======== RAW RECORDS

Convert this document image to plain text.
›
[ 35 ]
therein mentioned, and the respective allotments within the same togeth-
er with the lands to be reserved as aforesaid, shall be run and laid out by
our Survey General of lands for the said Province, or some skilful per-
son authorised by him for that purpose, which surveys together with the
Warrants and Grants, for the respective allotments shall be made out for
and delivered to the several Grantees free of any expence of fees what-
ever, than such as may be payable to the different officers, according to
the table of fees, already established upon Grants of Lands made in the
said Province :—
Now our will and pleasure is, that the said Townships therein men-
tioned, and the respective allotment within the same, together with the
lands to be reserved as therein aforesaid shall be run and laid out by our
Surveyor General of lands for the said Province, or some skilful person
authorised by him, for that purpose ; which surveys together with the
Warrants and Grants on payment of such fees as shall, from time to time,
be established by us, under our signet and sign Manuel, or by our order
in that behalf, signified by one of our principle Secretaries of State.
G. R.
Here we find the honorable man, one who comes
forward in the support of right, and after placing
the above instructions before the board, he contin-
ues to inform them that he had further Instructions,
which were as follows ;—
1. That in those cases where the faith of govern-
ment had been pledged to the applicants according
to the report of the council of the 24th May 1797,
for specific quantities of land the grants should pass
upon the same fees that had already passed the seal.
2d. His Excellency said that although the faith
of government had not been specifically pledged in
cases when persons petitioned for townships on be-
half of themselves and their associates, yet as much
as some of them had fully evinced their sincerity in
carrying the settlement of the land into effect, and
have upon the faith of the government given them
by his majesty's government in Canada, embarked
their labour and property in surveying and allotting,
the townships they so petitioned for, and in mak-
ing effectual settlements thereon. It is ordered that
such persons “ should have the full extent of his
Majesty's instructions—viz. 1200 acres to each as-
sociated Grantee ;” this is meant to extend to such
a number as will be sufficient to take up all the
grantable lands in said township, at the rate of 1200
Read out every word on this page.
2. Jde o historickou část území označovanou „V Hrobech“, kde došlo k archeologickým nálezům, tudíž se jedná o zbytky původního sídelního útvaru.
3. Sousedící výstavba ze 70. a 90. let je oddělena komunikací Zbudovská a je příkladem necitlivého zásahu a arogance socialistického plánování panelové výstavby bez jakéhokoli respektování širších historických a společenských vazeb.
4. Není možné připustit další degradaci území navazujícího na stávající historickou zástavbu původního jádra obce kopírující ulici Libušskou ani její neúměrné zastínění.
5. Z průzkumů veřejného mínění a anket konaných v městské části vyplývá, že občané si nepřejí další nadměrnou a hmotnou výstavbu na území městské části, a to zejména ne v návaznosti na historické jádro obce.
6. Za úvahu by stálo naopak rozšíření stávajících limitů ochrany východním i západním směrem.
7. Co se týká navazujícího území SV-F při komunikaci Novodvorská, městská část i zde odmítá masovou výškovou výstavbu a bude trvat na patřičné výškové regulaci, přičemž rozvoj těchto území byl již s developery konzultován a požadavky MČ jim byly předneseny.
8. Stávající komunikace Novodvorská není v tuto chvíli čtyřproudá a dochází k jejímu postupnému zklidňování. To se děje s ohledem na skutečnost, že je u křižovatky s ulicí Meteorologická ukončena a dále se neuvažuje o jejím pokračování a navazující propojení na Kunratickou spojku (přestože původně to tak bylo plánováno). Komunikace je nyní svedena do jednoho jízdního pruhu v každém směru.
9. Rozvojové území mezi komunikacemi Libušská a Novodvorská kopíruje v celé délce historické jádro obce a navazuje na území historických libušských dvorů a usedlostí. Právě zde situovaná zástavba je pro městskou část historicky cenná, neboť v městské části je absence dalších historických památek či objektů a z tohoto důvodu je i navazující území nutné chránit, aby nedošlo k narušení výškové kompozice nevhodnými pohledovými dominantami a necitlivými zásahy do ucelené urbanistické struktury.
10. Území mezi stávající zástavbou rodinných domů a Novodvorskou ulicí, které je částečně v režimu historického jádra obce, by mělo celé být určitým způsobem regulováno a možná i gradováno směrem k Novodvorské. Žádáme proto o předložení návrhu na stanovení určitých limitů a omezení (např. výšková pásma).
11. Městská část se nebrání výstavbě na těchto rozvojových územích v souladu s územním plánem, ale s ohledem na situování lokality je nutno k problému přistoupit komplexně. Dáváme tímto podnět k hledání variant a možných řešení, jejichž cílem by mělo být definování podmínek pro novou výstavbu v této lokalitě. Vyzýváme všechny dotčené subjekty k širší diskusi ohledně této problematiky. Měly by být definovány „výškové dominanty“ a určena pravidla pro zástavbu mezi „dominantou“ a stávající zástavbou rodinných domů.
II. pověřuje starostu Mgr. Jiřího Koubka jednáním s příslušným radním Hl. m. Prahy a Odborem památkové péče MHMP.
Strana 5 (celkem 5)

================

Copy out each line of the entries that holds "will".

_ANSWER TO THE PROBLEM_
Now our will and pleasure is, that the said Townships therein men-
a number as will be sufficient to take up all the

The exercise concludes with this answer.